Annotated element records
■ ■ ■ ■
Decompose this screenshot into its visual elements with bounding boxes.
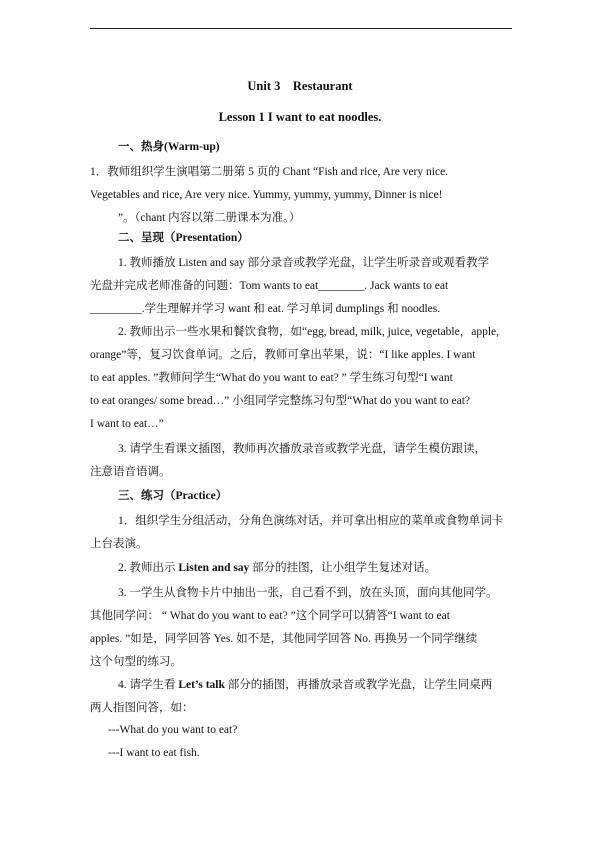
practice-line: 这个句型的练习。 bbox=[90, 656, 182, 668]
warmup-line: Vegetables and rice, Are very nice. Yummy, yummy, yummy, Dinner is nice! bbox=[90, 189, 443, 201]
dialogue-line: ---What do you want to eat? bbox=[108, 724, 238, 736]
lesson-title: Lesson 1 I want to eat noodles. bbox=[218, 110, 382, 124]
presentation-line: I want to eat…” bbox=[90, 418, 164, 430]
practice-line: 两人指图问答，如： bbox=[90, 702, 194, 714]
presentation-line: _________.学生理解并学习 want 和 eat. 学习单词 dumplings 和 noodles. bbox=[90, 303, 441, 315]
warmup-line: 1．教师组织学生演唱第二册第 5 页的 Chant “Fish and rice, Are very nice. bbox=[90, 166, 449, 178]
unit-title: Unit 3 Restaurant bbox=[247, 79, 353, 93]
practice-item-4 bbox=[118, 678, 492, 692]
practice-line: 上台表演。 bbox=[90, 538, 148, 550]
practice-item-2-post: 部分的挂图，让小组学生复述对话。 bbox=[249, 562, 437, 574]
presentation-line: orange”等，复习饮食单词。之后，教师可拿出苹果，说：“I like apples. I want bbox=[90, 349, 476, 361]
practice-item-2-pre: 2. 教师出示 bbox=[118, 562, 179, 574]
practice-item-4-post: 部分的插图，再播放录音或教学光盘，让学生同桌两 bbox=[224, 679, 493, 691]
practice-item-2-bold: Listen and say bbox=[178, 562, 250, 574]
practice-line: 3. 一学生从食物卡片中抽出一张，自己看不到，放在头顶，面向其他同学。 bbox=[118, 587, 498, 599]
warmup-line: ”。（chant 内容以第二册课本为准。） bbox=[118, 212, 301, 224]
practice-line: apples. ”如是，同学回答 Yes. 如不是，其他同学回答 No. 再换另一个同学继续 bbox=[90, 633, 478, 645]
presentation-heading: 二、呈现（Presentation） bbox=[118, 232, 249, 244]
practice-line: 1．组织学生分组活动，分角色演练对话，并可拿出相应的菜单或食物单词卡 bbox=[118, 515, 504, 527]
practice-heading: 三、练习（Practice） bbox=[118, 490, 228, 502]
top-rule bbox=[90, 28, 512, 29]
dialogue-line: ---I want to eat fish. bbox=[108, 747, 200, 759]
presentation-line: 光盘并完成老师准备的问题：Tom wants to eat________. Jack wants to eat bbox=[90, 280, 449, 292]
presentation-line: 1. 教师播放 Listen and say 部分录音或教学光盘，让学生听录音或观看教学 bbox=[118, 257, 490, 269]
practice-item-2 bbox=[118, 561, 436, 575]
practice-item-4-bold: Let’s talk bbox=[178, 679, 225, 691]
presentation-line: to eat oranges/ some bread…” 小组同学完整练习句型“What do you want to eat? bbox=[90, 395, 471, 407]
presentation-line: 2. 教师出示一些水果和餐饮食物，如“egg, bread, milk, juice, vegetable，apple, bbox=[118, 326, 500, 338]
presentation-line: 3. 请学生看课文插图，教师再次播放录音或教学光盘，请学生模仿跟读， bbox=[118, 443, 486, 455]
presentation-line: 注意语音语调。 bbox=[90, 466, 171, 478]
presentation-line: to eat apples. ”教师问学生“What do you want to eat? ” 学生练习句型“I want bbox=[90, 372, 453, 384]
practice-line: 其他同学问： “ What do you want to eat? ”这个同学可以猜答“I want to eat bbox=[90, 610, 450, 622]
warmup-heading: 一、热身(Warm-up) bbox=[118, 141, 220, 153]
practice-item-4-pre: 4. 请学生看 bbox=[118, 679, 179, 691]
■ ■ ■ ■
Please repeat the part of the records above that opens with the line containing "practice-line: 这个句型的练习。 bbox=[90, 656, 182, 668]" and closes with the line containing "dialogue-line: ---I want", including both of those lines.

practice-line: 这个句型的练习。 bbox=[90, 656, 182, 668]
warmup-line: Vegetables and rice, Are very nice. Yummy, yummy, yummy, Dinner is nice! bbox=[90, 189, 443, 201]
dialogue-line: ---What do you want to eat? bbox=[108, 724, 238, 736]
lesson-title: Lesson 1 I want to eat noodles. bbox=[218, 110, 382, 124]
presentation-line: I want to eat…” bbox=[90, 418, 164, 430]
practice-line: 两人指图问答，如： bbox=[90, 702, 194, 714]
presentation-line: _________.学生理解并学习 want 和 eat. 学习单词 dumplings 和 noodles. bbox=[90, 303, 441, 315]
warmup-line: 1．教师组织学生演唱第二册第 5 页的 Chant “Fish and rice, Are very nice. bbox=[90, 166, 449, 178]
unit-title: Unit 3 Restaurant bbox=[247, 79, 353, 93]
practice-item-4 bbox=[118, 678, 492, 692]
practice-line: 上台表演。 bbox=[90, 538, 148, 550]
practice-item-2-post: 部分的挂图，让小组学生复述对话。 bbox=[249, 562, 437, 574]
presentation-line: orange”等，复习饮食单词。之后，教师可拿出苹果，说：“I like apples. I want bbox=[90, 349, 476, 361]
practice-item-2-pre: 2. 教师出示 bbox=[118, 562, 179, 574]
practice-item-4-post: 部分的插图，再播放录音或教学光盘，让学生同桌两 bbox=[224, 679, 493, 691]
practice-item-2-bold: Listen and say bbox=[178, 562, 250, 574]
practice-line: 3. 一学生从食物卡片中抽出一张，自己看不到，放在头顶，面向其他同学。 bbox=[118, 587, 498, 599]
warmup-line: ”。（chant 内容以第二册课本为准。） bbox=[118, 212, 301, 224]
practice-line: apples. ”如是，同学回答 Yes. 如不是，其他同学回答 No. 再换另一个同学继续 bbox=[90, 633, 478, 645]
presentation-heading: 二、呈现（Presentation） bbox=[118, 232, 249, 244]
practice-line: 1．组织学生分组活动，分角色演练对话，并可拿出相应的菜单或食物单词卡 bbox=[118, 515, 504, 527]
practice-heading: 三、练习（Practice） bbox=[118, 490, 228, 502]
top-rule bbox=[90, 28, 512, 29]
dialogue-line: ---I want to eat fish. bbox=[108, 747, 200, 759]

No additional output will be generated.